— Start Data supplied —

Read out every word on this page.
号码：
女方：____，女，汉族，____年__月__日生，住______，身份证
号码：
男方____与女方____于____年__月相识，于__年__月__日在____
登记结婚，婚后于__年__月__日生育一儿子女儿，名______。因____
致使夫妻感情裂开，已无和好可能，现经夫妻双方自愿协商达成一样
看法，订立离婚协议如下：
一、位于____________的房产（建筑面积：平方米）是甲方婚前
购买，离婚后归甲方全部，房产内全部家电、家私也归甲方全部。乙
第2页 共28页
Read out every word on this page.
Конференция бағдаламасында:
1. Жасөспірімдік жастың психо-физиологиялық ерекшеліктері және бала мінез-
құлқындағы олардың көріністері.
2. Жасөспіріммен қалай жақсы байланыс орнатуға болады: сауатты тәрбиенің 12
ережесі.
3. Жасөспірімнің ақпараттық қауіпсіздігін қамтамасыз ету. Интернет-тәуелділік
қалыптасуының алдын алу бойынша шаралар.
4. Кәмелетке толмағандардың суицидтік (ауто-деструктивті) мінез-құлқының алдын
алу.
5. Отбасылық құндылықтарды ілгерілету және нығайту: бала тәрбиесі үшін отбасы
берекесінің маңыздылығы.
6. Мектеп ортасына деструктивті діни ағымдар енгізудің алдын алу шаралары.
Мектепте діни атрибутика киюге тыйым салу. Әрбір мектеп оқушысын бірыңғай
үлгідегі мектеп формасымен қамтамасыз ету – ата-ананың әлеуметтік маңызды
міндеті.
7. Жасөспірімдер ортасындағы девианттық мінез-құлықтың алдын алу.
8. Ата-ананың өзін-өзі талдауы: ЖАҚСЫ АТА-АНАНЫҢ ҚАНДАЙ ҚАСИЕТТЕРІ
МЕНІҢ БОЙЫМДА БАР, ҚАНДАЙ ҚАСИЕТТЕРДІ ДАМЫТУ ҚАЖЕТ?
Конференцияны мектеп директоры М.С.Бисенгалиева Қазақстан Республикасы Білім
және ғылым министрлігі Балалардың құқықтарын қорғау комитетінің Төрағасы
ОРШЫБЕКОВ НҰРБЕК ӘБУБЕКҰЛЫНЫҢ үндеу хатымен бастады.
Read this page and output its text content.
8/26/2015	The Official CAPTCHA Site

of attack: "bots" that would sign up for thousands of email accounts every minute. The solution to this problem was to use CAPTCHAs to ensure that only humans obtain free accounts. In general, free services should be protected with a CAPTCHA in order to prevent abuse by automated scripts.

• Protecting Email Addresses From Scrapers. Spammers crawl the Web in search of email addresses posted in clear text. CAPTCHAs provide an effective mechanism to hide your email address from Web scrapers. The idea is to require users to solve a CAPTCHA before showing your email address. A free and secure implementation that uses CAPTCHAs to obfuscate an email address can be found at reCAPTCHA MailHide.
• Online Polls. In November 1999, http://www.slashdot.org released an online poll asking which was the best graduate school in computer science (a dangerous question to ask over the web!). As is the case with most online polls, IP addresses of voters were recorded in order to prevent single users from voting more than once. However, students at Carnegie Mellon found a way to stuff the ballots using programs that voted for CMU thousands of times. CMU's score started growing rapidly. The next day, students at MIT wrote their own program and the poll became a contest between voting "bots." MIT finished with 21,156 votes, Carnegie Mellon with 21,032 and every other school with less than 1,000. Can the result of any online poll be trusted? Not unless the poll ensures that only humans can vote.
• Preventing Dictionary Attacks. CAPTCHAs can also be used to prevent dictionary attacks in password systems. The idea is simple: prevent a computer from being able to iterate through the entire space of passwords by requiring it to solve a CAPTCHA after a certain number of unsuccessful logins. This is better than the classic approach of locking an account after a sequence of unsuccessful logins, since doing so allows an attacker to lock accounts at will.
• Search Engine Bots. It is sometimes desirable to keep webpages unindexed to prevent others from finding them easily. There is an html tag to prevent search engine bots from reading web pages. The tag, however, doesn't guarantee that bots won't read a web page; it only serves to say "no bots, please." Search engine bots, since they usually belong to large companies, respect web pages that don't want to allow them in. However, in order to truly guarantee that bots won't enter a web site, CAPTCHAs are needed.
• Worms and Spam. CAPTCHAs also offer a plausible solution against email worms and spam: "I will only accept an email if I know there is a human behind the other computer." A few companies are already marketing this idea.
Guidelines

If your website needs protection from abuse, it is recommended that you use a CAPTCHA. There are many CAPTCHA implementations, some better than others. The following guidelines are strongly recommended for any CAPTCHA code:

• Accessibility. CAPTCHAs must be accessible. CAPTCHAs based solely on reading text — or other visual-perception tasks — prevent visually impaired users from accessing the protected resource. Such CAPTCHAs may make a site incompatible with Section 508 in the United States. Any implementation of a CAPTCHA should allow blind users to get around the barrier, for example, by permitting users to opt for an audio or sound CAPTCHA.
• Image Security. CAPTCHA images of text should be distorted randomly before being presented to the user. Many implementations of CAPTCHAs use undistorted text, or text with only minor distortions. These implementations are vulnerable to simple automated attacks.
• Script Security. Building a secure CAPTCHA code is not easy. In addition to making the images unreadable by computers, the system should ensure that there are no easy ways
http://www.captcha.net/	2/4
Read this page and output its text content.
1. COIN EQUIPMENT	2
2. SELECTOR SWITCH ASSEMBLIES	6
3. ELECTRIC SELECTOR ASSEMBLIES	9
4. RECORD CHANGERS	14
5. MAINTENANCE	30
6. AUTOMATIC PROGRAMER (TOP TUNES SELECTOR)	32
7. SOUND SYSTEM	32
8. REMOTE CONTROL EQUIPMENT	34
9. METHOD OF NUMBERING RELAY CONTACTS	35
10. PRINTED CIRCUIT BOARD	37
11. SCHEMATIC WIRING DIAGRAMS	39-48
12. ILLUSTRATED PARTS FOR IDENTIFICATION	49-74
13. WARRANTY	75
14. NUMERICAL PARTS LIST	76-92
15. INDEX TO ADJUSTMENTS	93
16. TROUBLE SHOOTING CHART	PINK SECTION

— End Data supplied —

■ Aim of the exercise: Search the entries for the word "than", then gather every line that has it.

■ Output:
• Online Polls. In November 1999, http://www.slashdot.org released an online poll asking which was the best graduate school in computer science (a dangerous question to ask over the web!). As is the case with most online polls, IP addresses of voters were recorded in order to prevent single users from voting more than once. However, students at Carnegie Mellon found a way to stuff the ballots using programs that voted for CMU thousands of times. CMU's score started growing rapidly. The next day, students at MIT wrote their own program and the poll became a contest between voting "bots." MIT finished with 21,156 votes, Carnegie Mellon with 21,032 and every other school with less than 1,000. Can the result of any online poll be trusted? Not unless the poll ensures that only humans can vote.
• Preventing Dictionary Attacks. CAPTCHAs can also be used to prevent dictionary attacks in password systems. The idea is simple: prevent a computer from being able to iterate through the entire space of passwords by requiring it to solve a CAPTCHA after a certain number of unsuccessful logins. This is better than the classic approach of locking an account after a sequence of unsuccessful logins, since doing so allows an attacker to lock accounts at will.
If your website needs protection from abuse, it is recommended that you use a CAPTCHA. There are many CAPTCHA implementations, some better than others. The following guidelines are strongly recommended for any CAPTCHA code:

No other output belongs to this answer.